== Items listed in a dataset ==

[BEGIN]

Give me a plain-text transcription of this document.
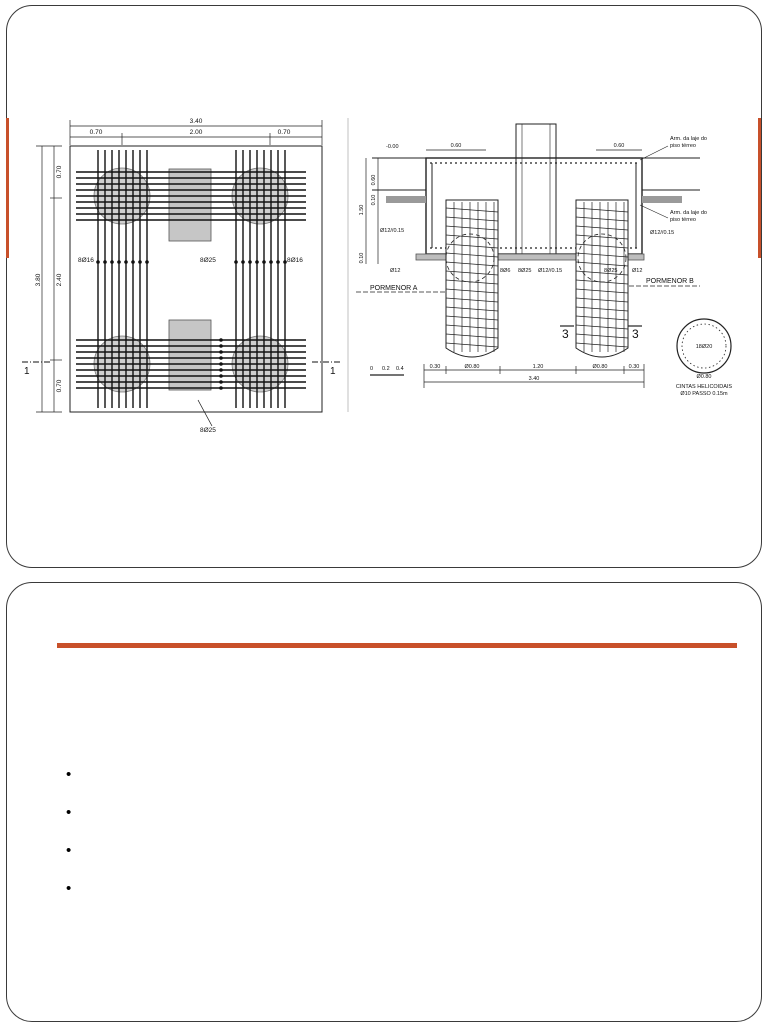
3.40
0.70	2.00	0.70
0.70
3.80 2.40
0.70
8Ø16	8Ø25	8Ø16
8Ø25
1	1
-0.00	0.60	0.60
Arm. da laje do
piso térreo
Arm. da laje do
piso térreo
0.60
0.10
1.50
0.10
Ø12//0.15	Ø12//0.15
Ø12	8Ø6 8Ø25 Ø12//0.15	8Ø25	Ø12
PORMENOR A
PORMENOR B
3	3
0.30	Ø0.80	1.20	Ø0.80	0.30
3.40
0 0.2 0.4
18Ø20
Ø0.80
CINTAS HELICOIDAIS
Ø10 PASSO 0.15m
•
•
•
•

[END]

== Stated goal ==
Omit the pictures and reproduce the listing exactly.

== Task answer ==
Give me a plain-text transcription of this document.
3.40
0.70	2.00	0.70
0.70
3.80 2.40
0.70
8Ø16	8Ø25	8Ø16
8Ø25
1	1
-0.00	0.60	0.60
Arm. da laje do
piso térreo
Arm. da laje do
piso térreo
0.60
0.10
1.50
0.10
Ø12//0.15	Ø12//0.15
Ø12	8Ø6 8Ø25 Ø12//0.15	8Ø25	Ø12
PORMENOR A
PORMENOR B
3	3
0.30	Ø0.80	1.20	Ø0.80	0.30
3.40
0 0.2 0.4
18Ø20
Ø0.80
CINTAS HELICOIDAIS
Ø10 PASSO 0.15m
•
•
•
•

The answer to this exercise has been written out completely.